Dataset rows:
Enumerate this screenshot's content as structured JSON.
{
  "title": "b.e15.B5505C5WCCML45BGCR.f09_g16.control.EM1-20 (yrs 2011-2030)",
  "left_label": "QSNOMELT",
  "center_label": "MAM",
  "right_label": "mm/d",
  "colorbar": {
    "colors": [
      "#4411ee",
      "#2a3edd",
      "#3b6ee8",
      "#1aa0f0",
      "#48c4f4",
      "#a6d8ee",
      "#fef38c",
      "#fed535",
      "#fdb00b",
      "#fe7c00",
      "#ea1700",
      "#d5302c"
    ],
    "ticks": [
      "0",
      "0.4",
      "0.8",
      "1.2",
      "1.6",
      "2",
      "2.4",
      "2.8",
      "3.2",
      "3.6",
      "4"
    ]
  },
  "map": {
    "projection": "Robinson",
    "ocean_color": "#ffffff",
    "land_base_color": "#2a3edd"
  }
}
---
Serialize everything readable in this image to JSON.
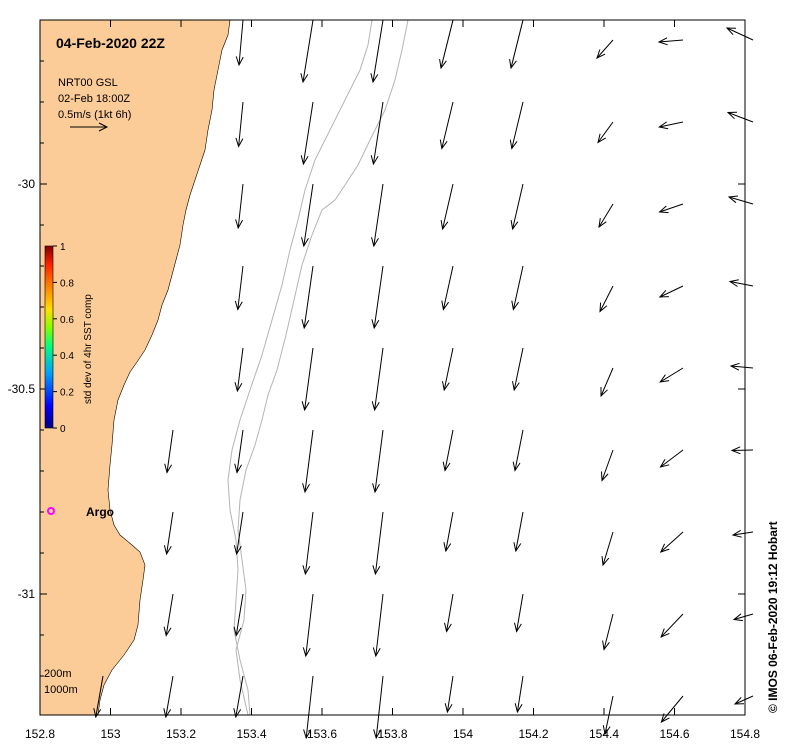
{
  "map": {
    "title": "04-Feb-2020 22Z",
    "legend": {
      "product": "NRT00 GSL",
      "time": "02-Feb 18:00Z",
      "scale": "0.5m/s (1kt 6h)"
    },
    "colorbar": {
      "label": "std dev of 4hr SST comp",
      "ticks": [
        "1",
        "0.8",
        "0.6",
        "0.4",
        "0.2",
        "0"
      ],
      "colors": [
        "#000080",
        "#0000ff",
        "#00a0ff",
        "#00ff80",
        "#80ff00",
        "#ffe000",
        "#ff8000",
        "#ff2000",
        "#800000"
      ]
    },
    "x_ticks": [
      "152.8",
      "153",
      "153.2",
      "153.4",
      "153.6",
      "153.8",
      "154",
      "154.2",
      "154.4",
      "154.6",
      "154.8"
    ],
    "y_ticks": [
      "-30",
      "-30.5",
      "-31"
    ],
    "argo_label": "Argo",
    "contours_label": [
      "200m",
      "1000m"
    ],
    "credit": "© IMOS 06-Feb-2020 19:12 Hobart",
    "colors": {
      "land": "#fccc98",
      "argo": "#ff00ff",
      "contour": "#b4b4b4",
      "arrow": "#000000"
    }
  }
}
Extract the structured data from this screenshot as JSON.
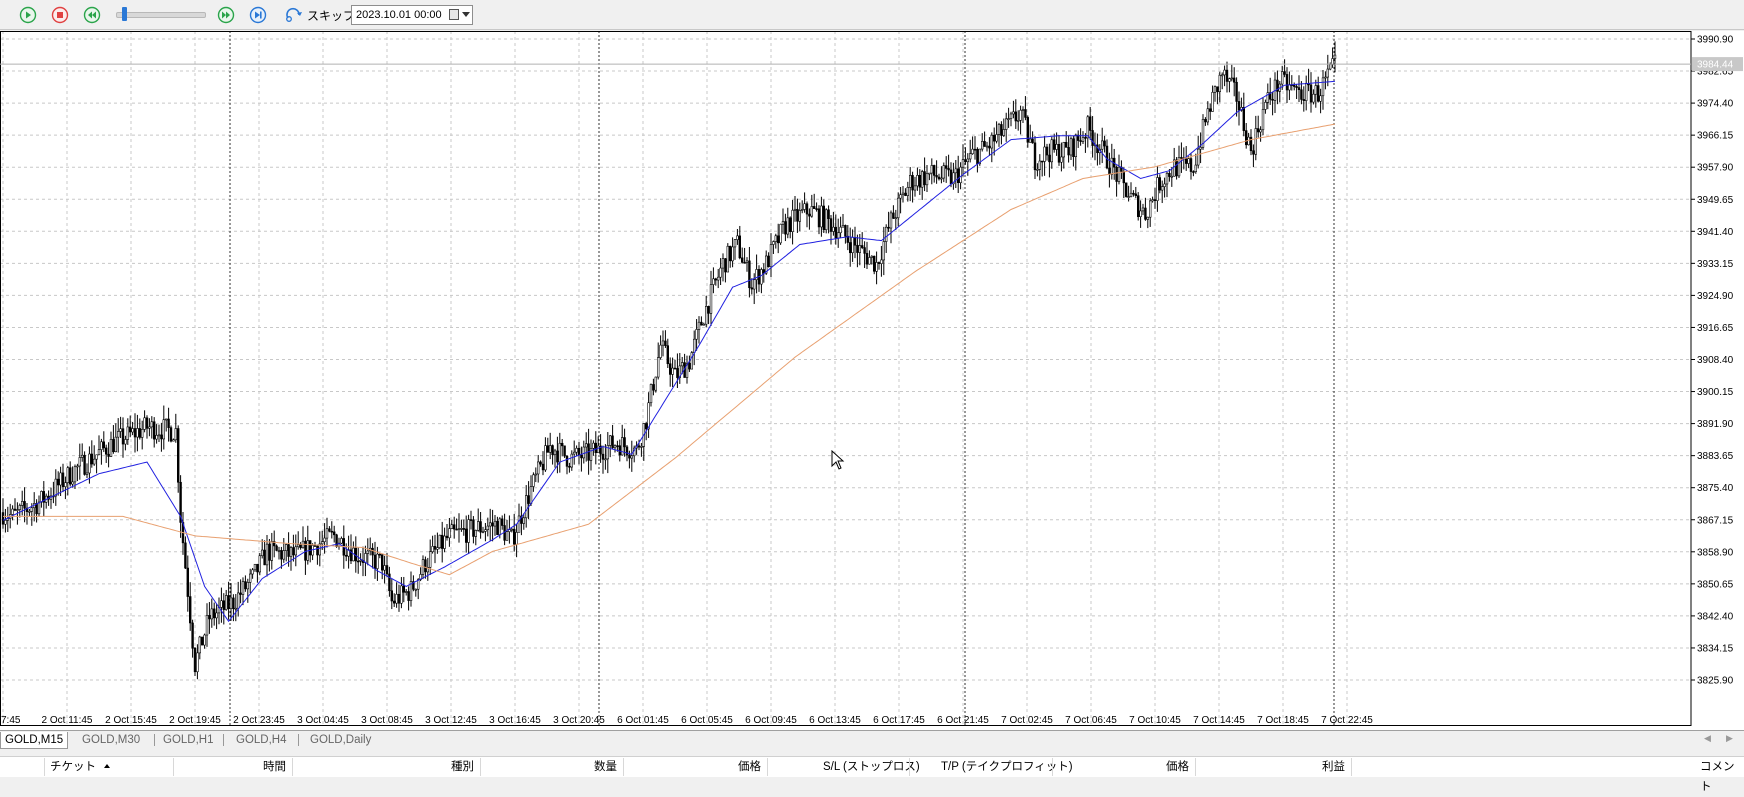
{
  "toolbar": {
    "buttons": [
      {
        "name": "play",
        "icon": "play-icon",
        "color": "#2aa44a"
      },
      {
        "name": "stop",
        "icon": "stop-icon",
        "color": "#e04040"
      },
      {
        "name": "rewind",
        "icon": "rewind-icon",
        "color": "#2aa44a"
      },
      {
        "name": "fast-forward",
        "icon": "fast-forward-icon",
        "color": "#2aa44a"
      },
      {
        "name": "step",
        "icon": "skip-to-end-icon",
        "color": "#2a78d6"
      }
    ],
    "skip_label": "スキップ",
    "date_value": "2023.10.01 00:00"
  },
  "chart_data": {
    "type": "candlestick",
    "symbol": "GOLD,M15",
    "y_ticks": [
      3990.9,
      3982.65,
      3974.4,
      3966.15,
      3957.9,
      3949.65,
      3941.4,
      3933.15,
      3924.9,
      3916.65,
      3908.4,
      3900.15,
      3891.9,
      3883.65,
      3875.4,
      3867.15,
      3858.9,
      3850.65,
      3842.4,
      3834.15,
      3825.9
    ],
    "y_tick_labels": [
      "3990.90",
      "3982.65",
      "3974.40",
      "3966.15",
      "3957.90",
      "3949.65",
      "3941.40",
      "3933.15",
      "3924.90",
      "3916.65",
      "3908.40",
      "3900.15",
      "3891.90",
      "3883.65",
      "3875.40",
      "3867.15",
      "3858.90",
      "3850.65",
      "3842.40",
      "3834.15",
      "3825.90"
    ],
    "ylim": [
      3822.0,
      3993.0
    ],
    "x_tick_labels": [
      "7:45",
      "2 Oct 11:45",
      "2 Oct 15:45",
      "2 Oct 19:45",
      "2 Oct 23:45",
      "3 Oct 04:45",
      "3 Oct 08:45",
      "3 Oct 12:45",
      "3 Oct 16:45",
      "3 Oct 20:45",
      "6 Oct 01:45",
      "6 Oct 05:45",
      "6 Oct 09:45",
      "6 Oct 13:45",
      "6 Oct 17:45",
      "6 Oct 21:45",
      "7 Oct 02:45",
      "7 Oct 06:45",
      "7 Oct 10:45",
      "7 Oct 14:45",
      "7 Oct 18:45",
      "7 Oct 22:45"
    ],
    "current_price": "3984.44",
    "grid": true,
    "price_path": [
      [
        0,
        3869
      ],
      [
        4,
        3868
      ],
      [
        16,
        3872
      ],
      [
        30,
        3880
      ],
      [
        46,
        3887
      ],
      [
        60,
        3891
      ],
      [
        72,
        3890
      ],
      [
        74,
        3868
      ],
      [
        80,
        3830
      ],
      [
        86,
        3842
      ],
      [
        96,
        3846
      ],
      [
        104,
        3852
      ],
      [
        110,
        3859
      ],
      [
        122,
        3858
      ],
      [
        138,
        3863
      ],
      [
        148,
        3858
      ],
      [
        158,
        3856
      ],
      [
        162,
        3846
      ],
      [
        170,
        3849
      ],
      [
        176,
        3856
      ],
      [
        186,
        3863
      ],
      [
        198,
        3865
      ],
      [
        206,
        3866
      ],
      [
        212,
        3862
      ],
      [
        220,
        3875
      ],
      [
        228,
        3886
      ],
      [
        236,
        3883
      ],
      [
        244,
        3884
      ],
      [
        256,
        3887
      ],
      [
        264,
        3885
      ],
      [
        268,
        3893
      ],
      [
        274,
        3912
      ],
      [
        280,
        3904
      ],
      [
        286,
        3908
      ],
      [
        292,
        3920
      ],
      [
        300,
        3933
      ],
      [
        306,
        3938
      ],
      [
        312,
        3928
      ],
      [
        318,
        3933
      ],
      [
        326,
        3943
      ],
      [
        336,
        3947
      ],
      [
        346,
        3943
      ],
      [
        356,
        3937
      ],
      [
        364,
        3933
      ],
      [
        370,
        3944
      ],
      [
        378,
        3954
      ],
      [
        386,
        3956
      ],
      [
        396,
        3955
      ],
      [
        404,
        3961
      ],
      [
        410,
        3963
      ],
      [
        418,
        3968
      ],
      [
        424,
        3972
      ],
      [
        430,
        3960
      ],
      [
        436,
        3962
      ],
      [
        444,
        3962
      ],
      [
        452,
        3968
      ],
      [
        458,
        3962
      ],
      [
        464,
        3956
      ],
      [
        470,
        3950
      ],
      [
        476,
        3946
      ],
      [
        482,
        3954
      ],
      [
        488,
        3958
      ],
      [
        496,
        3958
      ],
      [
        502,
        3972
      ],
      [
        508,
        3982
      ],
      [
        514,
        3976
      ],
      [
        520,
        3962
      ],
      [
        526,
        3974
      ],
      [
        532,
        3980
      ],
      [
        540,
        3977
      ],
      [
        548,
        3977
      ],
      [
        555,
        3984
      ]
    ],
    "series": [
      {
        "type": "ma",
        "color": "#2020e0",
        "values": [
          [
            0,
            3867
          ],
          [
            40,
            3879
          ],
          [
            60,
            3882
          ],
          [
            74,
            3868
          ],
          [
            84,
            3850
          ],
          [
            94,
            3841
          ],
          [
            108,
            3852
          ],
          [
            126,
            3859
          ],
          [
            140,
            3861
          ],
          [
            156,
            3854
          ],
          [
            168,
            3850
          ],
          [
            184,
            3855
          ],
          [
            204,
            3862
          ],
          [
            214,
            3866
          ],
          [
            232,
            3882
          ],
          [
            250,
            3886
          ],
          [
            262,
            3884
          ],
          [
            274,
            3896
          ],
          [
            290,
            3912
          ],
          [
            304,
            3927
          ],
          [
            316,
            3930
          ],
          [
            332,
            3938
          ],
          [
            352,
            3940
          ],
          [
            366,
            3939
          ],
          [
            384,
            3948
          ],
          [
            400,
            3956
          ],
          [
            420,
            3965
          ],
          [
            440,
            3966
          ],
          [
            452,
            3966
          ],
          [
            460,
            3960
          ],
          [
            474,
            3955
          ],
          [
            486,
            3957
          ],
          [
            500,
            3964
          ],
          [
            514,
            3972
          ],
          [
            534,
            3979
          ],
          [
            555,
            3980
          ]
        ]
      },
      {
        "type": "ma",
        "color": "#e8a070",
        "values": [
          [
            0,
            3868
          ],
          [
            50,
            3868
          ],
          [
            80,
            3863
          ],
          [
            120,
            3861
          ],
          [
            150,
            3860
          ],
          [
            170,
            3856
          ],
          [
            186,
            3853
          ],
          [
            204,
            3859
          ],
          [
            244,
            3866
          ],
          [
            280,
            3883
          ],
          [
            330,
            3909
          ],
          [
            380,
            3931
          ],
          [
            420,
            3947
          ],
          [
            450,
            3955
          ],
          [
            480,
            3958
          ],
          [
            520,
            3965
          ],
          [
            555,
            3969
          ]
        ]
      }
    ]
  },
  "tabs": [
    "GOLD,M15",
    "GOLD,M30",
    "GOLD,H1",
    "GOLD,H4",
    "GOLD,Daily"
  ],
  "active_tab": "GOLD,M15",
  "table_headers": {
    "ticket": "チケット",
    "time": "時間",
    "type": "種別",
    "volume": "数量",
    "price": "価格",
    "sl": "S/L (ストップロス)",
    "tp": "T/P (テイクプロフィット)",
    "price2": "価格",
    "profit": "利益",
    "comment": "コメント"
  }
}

## What you are asked to do
Scan the records above and report how many lines include the word "this", without any other text.

## Reply
3